- **WORK TO COMPLETE**
Each of the entries should be retyped precisely as it appears.

--- Begin ENTRIES PROVIDED ---

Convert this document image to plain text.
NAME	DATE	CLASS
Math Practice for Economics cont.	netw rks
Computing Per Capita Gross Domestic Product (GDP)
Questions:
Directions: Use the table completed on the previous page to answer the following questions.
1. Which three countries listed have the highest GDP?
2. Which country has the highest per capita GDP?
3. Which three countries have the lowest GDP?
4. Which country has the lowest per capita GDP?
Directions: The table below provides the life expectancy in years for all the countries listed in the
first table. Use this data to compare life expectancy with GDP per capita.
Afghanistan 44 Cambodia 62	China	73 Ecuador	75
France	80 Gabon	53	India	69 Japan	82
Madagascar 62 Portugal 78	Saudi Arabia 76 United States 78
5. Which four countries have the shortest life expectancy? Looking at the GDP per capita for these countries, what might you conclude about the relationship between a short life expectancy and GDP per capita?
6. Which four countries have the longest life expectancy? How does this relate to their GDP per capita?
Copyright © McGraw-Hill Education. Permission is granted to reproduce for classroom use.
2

--- End ENTRIES PROVIDED ---

- **RESPONSE FOR THIS EXERCISE**
Convert this document image to plain text.
NAME	DATE	CLASS
Math Practice for Economics cont.	netw rks
Computing Per Capita Gross Domestic Product (GDP)
Questions:
Directions: Use the table completed on the previous page to answer the following questions.
1. Which three countries listed have the highest GDP?
2. Which country has the highest per capita GDP?
3. Which three countries have the lowest GDP?
4. Which country has the lowest per capita GDP?
Directions: The table below provides the life expectancy in years for all the countries listed in the
first table. Use this data to compare life expectancy with GDP per capita.
Afghanistan 44 Cambodia 62	China	73 Ecuador	75
France	80 Gabon	53	India	69 Japan	82
Madagascar 62 Portugal 78	Saudi Arabia 76 United States 78
5. Which four countries have the shortest life expectancy? Looking at the GDP per capita for these countries, what might you conclude about the relationship between a short life expectancy and GDP per capita?
6. Which four countries have the longest life expectancy? How does this relate to their GDP per capita?
Copyright © McGraw-Hill Education. Permission is granted to reproduce for classroom use.
2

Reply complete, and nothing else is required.